* The request
Tell how many lines have the string "пошлины" in them, and write nothing besides the number.
++++
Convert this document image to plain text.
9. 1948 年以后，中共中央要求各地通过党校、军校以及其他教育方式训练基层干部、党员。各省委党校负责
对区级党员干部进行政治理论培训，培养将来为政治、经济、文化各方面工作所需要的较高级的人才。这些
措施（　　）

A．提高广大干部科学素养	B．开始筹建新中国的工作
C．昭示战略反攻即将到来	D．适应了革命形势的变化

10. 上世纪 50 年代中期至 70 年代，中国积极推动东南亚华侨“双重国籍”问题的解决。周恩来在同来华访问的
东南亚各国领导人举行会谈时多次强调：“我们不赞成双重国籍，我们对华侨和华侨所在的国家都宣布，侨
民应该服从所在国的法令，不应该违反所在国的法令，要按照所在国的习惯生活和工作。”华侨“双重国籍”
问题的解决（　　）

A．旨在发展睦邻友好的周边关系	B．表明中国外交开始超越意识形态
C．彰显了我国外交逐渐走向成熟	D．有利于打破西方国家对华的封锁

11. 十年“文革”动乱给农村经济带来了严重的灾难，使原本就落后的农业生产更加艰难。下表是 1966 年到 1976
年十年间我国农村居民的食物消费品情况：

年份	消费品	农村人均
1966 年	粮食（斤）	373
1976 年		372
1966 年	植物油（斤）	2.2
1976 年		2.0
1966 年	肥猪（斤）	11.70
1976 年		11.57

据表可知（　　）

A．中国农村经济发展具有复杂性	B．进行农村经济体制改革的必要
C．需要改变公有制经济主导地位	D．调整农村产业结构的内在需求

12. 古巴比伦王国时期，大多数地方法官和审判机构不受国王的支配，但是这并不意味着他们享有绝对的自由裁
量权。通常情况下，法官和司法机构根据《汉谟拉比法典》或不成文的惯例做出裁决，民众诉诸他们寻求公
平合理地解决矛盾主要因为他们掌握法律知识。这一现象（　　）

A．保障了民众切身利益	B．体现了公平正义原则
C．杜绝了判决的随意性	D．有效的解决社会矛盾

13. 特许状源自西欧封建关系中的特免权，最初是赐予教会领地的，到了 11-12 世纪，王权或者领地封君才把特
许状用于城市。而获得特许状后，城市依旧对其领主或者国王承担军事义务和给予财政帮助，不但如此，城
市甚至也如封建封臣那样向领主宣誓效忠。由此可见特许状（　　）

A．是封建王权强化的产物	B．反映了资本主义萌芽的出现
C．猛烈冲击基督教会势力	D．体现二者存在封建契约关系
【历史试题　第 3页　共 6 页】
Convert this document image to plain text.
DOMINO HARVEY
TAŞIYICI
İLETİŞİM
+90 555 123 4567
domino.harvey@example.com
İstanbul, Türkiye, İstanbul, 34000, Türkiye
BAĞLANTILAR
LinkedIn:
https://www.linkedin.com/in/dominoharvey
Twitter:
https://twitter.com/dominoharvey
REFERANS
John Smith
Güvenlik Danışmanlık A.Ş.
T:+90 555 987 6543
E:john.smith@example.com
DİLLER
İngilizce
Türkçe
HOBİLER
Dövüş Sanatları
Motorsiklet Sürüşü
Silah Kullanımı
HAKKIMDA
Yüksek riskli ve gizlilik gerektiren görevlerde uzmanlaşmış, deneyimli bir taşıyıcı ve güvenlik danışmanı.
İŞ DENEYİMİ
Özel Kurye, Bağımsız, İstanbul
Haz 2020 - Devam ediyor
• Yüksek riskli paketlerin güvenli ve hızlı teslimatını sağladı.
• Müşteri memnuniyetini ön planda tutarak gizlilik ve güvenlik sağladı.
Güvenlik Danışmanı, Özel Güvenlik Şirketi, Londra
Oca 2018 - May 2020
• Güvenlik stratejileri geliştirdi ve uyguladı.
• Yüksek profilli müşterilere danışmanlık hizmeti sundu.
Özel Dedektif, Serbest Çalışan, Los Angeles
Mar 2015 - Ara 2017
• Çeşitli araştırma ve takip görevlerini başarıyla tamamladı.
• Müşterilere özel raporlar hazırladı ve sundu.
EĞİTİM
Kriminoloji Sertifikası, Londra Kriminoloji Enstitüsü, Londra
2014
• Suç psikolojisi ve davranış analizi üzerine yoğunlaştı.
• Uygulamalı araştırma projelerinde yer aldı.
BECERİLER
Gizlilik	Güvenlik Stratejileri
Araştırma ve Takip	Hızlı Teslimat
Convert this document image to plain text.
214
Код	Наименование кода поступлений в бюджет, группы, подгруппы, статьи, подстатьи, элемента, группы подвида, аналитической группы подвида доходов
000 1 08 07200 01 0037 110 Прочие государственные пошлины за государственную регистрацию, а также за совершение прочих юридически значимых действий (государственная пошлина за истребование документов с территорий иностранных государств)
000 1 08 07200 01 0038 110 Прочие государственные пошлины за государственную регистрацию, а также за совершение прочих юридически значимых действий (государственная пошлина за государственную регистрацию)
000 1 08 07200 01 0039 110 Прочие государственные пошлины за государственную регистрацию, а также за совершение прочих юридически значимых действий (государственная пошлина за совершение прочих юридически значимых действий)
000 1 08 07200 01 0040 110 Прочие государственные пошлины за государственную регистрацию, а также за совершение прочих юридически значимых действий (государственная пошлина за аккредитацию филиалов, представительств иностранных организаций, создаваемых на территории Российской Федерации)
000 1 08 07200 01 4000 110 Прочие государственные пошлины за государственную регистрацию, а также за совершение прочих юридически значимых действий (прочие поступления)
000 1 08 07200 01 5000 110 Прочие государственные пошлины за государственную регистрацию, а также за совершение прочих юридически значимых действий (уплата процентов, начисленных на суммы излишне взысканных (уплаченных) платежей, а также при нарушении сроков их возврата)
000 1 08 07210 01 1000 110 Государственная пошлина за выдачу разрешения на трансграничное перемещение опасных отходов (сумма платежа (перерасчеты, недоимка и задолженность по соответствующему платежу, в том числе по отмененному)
++++
* Full response
6